-- BEGIN PAGE EXCERPT --

# Physics Analysis: Dimuon spectrum

This tutorial shows you how to analyze datasets using `RDataFrame` from a Python notebook. The example analysis performs the following steps:

1. Connect a ROOT dataframe to a dataset containing 61 mio. events recorded by CMS in 2012
2. Filter the events being relevant for your analysis
3. Compute the invariant mass of the selected dimuon candidates
4. Plot the invariant mass spectrum showing resonances up to the Z mass

This material is based on the analysis done by Stefan Wunsch, available [here](http://opendata.web.cern.ch/record/12342) in CERN's Open Data portal.

## Prelude: Using ROOT from Python

Python makes our lives easier but - in case you are not very careful - often also slower. To prevent this, you can learn in the following example how to combine the best of both worlds using `RDataFrame` and ROOT's [C++ interpreter](https://root.cern/cling/).

-- END PAGE EXCERPT --
-- BEGIN DATA SECTION --

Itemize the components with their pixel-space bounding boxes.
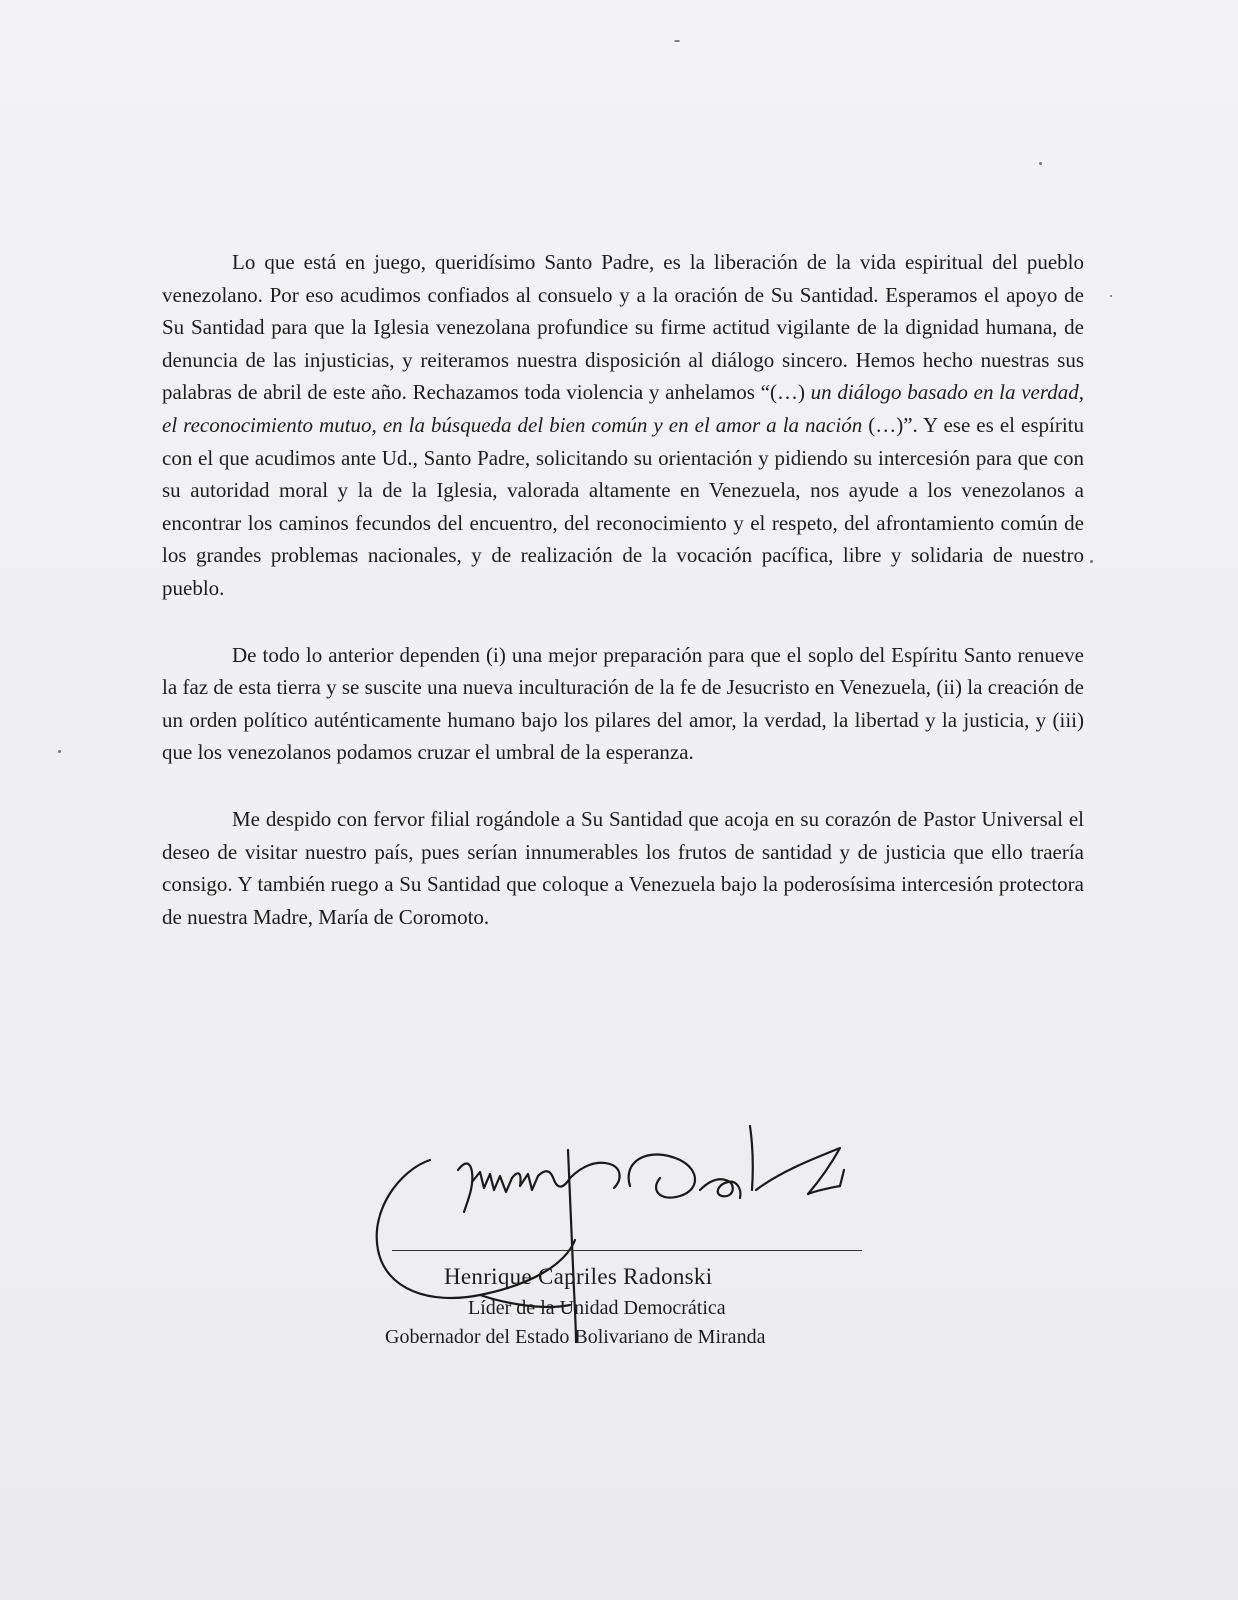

-- END DATA SECTION --

» **STATED PROBLEM 1**:
Decide whether each statement below agrees with the dimuon spectrum tutorial. For each one, answer yes or no and quote the words of the tutorial that settle it.
(a) The dataset used in the analysis holds events recorded by CMS in 2012.
(b) The tutorial analyzes the datasets from a C++ notebook.
(c) The final plot shows resonances up to the Z mass.
» **STATED PROBLEM 2**:
According to the dimuon spectrum tutorial, whose analysis is the material based on?
» **STATED PROBLEM 3**:
Write the next part of the dimuon spectrum tutorial, picking up after its final sentence.

» **RESULT 1**:
(a) Yes: "a dataset containing 61 mio. events recorded by CMS in 2012"
(b) No: "analyze datasets using `RDataFrame` from a Python notebook"
(c) Yes: "Plot the invariant mass spectrum showing resonances up to the Z mass"

» **RESULT 2**:
It is based on the analysis done by Stefan Wunsch.

» **RESULT 3**:
While ROOT is implemented in C++, it provides automatic Python bindings, called [PyROOT](https://root.cern/manual/python/). This means that all the ROOT C++ functionality is also available from Python, including `RDataFrame`.

You can compare this notebook to the C++ equivalent also presented in this training.

In [1]:
# This import gives access to all the ROOT C++ code from Python
import ROOT

Welcome to JupyROOT 6.20/06


## Create a ROOT dataframe in Python

The ROOT interface in Python is directly mapped from the C++ API. Since we talk to a C++ library in the back, PyROOT supports to create any C++ type in the Python world out-of-the-box so you can pass data to your C++ library. Python is just the interface language here: all the heavy lifting happens in C++, which is good for performance!

Let's see that in action. First we will create a ROOT dataframe that is connected to a dataset named `Events` stored in a ROOT file. The file is pulled in via [XRootD](http://xrootd.org/) from EOS public, but note how it could also be stored in your CERNBox space or in any other EOS repository accessible from SWAN (e.g. the experiment ones).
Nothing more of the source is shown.